◆ What you should do: Skip every image and restate the data word for word.

◆ Dataset content:
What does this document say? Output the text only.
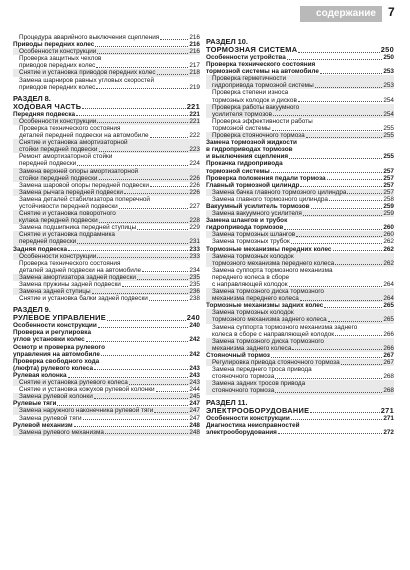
содержание	7
Процедура аварийного выключения сцепления	216
Приводы передних колес	216
Особенности конструкции	216
Проверка защитных чехлов
приводов передних колес	217
Снятие и установка приводов передних колес	218
Замена шарниров равных угловых скоростей
приводов передних колес	219
РАЗДЕЛ 8.
ХОДОВАЯ ЧАСТЬ	221
Передняя подвеска	221
Особенности конструкции	221
Проверка технического состояния
деталей передней подвески на автомобиле	222
Снятие и установка амортизаторной
стойки передней подвески	223
Ремонт амортизаторной стойки
передней подвески	224
Замена верхней опоры амортизаторной
стойки передней подвески	226
Замена шаровой опоры передней подвески	226
Замена рычага передней подвески	226
Замена деталей стабилизатора поперечной
устойчивости передней подвески	227
Снятие и установка поворотного
кулака передней подвески	228
Замена подшипника передней ступицы	229
Снятие и установка подрамника
передней подвески	231
Задняя подвеска	233
Особенности конструкции	233
Проверка технического состояния
деталей задней подвески на автомобиле	234
Замена амортизатора задней подвески	235
Замена пружины задней подвески	235
Замена задней ступицы	236
Снятие и установка балки задней подвески	238
РАЗДЕЛ 9.
РУЛЕВОЕ УПРАВЛЕНИЕ	240
Особенности конструкции	240
Проверка и регулировка
углов установки колес	242
Осмотр и проверка рулевого
управления на автомобиле	242
Проверка свободного хода
(люфта) рулевого колеса	243
Рулевая колонка	243
Снятие и установка рулевого колеса	243
Снятие и установка кожухов рулевой колонки	244
Замена рулевой колонки	245
Рулевые тяги	247
Замена наружного наконечника рулевой тяги	247
Замена рулевой тяги	247
Рулевой механизм	248
Замена рулевого механизма	248
РАЗДЕЛ 10.
ТОРМОЗНАЯ СИСТЕМА	250
Особенности устройства	250
Проверка технического состояния
тормозной системы на автомобиле	253
Проверка герметичности
гидропривода тормозной системы	253
Проверка степени износа
тормозных колодок и дисков	254
Проверка работы вакуумного
усилителя тормозов	254
Проверка эффективности работы
тормозной системы	255
Проверка стояночного тормоза	255
Замена тормозной жидкости
в гидроприводах тормозов
и выключения сцепления	255
Прокачка гидропривода
тормозной системы	257
Проверка положения педали тормоза	257
Главный тормозной цилиндр	257
Замена бачка главного тормозного цилиндра	257
Замена главного тормозного цилиндра	258
Вакуумный усилитель тормозов	259
Замена вакуумного усилителя	259
Замена шлангов и трубок
гидропривода тормозов	260
Замена тормозных шлангов	260
Замена тормозных трубок	262
Тормозные механизмы передних колес	262
Замена тормозных колодок
тормозного механизма переднего колеса	262
Замена суппорта тормозного механизма
переднего колеса в сборе
с направляющей колодок	264
Замена тормозного диска тормозного
механизма переднего колеса	264
Тормозные механизмы задних колес	265
Замена тормозных колодок
тормозного механизма заднего колеса	265
Замена суппорта тормозного механизма заднего
колеса в сборе с направляющей колодок	266
Замена тормозного диска тормозного
механизма заднего колеса	266
Стояночный тормоз	267
Регулировка привода стояночного тормоза	267
Замена переднего троса привода
стояночного тормоза	268
Замена задних тросов привода
стояночного тормоза	268
РАЗДЕЛ 11.
ЭЛЕКТРООБОРУДОВАНИЕ	271
Особенности конструкции	271
Диагностика неисправностей
электрооборудования	272
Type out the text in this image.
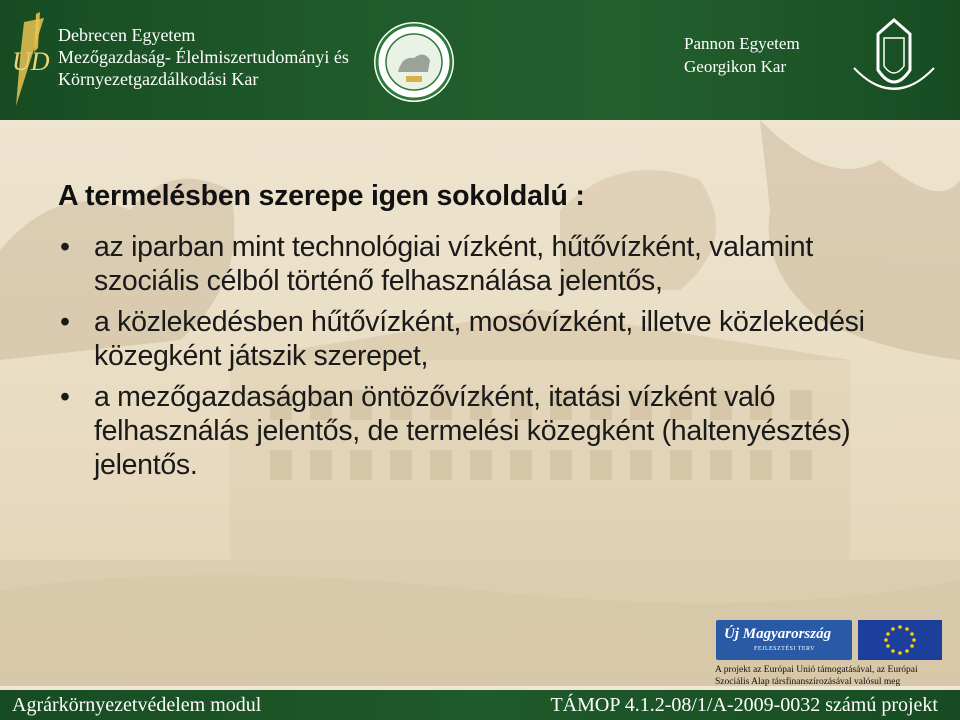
UD
Debrecen Egyetem
Mezőgazdaság- Élelmiszertudományi és
Környezetgazdálkodási Kar
Pannon Egyetem
Georgikon Kar
A termelésben szerepe igen sokoldalú :
• az iparban mint technológiai vízként, hűtővízként, valamint szociális célból történő felhasználása jelentős,
• a közlekedésben hűtővízként, mosóvízként, illetve közlekedési közegként játszik szerepet,
• a mezőgazdaságban öntözővízként, itatási vízként való felhasználás jelentős, de termelési közegként (haltenyésztés) jelentős.
Új Magyarország
FEJLESZTÉSI TERV
A projekt az Európai Unió támogatásával, az Európai
Szociális Alap társfinanszírozásával valósul meg
Agrárkörnyezetvédelem modul	TÁMOP 4.1.2-08/1/A-2009-0032 számú projekt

◆ Response for this exercise:
What does this document say? Output the text only.
содержание	7
Процедура аварийного выключения сцепления	216
Приводы передних колес	216
Особенности конструкции	216
Проверка защитных чехлов
приводов передних колес	217
Снятие и установка приводов передних колес	218
Замена шарниров равных угловых скоростей
приводов передних колес	219
РАЗДЕЛ 8.
ХОДОВАЯ ЧАСТЬ	221
Передняя подвеска	221
Особенности конструкции	221
Проверка технического состояния
деталей передней подвески на автомобиле	222
Снятие и установка амортизаторной
стойки передней подвески	223
Ремонт амортизаторной стойки
передней подвески	224
Замена верхней опоры амортизаторной
стойки передней подвески	226
Замена шаровой опоры передней подвески	226
Замена рычага передней подвески	226
Замена деталей стабилизатора поперечной
устойчивости передней подвески	227
Снятие и установка поворотного
кулака передней подвески	228
Замена подшипника передней ступицы	229
Снятие и установка подрамника
передней подвески	231
Задняя подвеска	233
Особенности конструкции	233
Проверка технического состояния
деталей задней подвески на автомобиле	234
Замена амортизатора задней подвески	235
Замена пружины задней подвески	235
Замена задней ступицы	236
Снятие и установка балки задней подвески	238
РАЗДЕЛ 9.
РУЛЕВОЕ УПРАВЛЕНИЕ	240
Особенности конструкции	240
Проверка и регулировка
углов установки колес	242
Осмотр и проверка рулевого
управления на автомобиле	242
Проверка свободного хода
(люфта) рулевого колеса	243
Рулевая колонка	243
Снятие и установка рулевого колеса	243
Снятие и установка кожухов рулевой колонки	244
Замена рулевой колонки	245
Рулевые тяги	247
Замена наружного наконечника рулевой тяги	247
Замена рулевой тяги	247
Рулевой механизм	248
Замена рулевого механизма	248
РАЗДЕЛ 10.
ТОРМОЗНАЯ СИСТЕМА	250
Особенности устройства	250
Проверка технического состояния
тормозной системы на автомобиле	253
Проверка герметичности
гидропривода тормозной системы	253
Проверка степени износа
тормозных колодок и дисков	254
Проверка работы вакуумного
усилителя тормозов	254
Проверка эффективности работы
тормозной системы	255
Проверка стояночного тормоза	255
Замена тормозной жидкости
в гидроприводах тормозов
и выключения сцепления	255
Прокачка гидропривода
тормозной системы	257
Проверка положения педали тормоза	257
Главный тормозной цилиндр	257
Замена бачка главного тормозного цилиндра	257
Замена главного тормозного цилиндра	258
Вакуумный усилитель тормозов	259
Замена вакуумного усилителя	259
Замена шлангов и трубок
гидропривода тормозов	260
Замена тормозных шлангов	260
Замена тормозных трубок	262
Тормозные механизмы передних колес	262
Замена тормозных колодок
тормозного механизма переднего колеса	262
Замена суппорта тормозного механизма
переднего колеса в сборе
с направляющей колодок	264
Замена тормозного диска тормозного
механизма переднего колеса	264
Тормозные механизмы задних колес	265
Замена тормозных колодок
тормозного механизма заднего колеса	265
Замена суппорта тормозного механизма заднего
колеса в сборе с направляющей колодок	266
Замена тормозного диска тормозного
механизма заднего колеса	266
Стояночный тормоз	267
Регулировка привода стояночного тормоза	267
Замена переднего троса привода
стояночного тормоза	268
Замена задних тросов привода
стояночного тормоза	268
РАЗДЕЛ 11.
ЭЛЕКТРООБОРУДОВАНИЕ	271
Особенности конструкции	271
Диагностика неисправностей
электрооборудования	272
Type out the text in this image.
UD
Debrecen Egyetem
Mezőgazdaság- Élelmiszertudományi és
Környezetgazdálkodási Kar
Pannon Egyetem
Georgikon Kar
A termelésben szerepe igen sokoldalú :
• az iparban mint technológiai vízként, hűtővízként, valamint szociális célból történő felhasználása jelentős,
• a közlekedésben hűtővízként, mosóvízként, illetve közlekedési közegként játszik szerepet,
• a mezőgazdaságban öntözővízként, itatási vízként való felhasználás jelentős, de termelési közegként (haltenyésztés) jelentős.
Új Magyarország
FEJLESZTÉSI TERV
A projekt az Európai Unió támogatásával, az Európai
Szociális Alap társfinanszírozásával valósul meg
Agrárkörnyezetvédelem modul	TÁMOP 4.1.2-08/1/A-2009-0032 számú projekt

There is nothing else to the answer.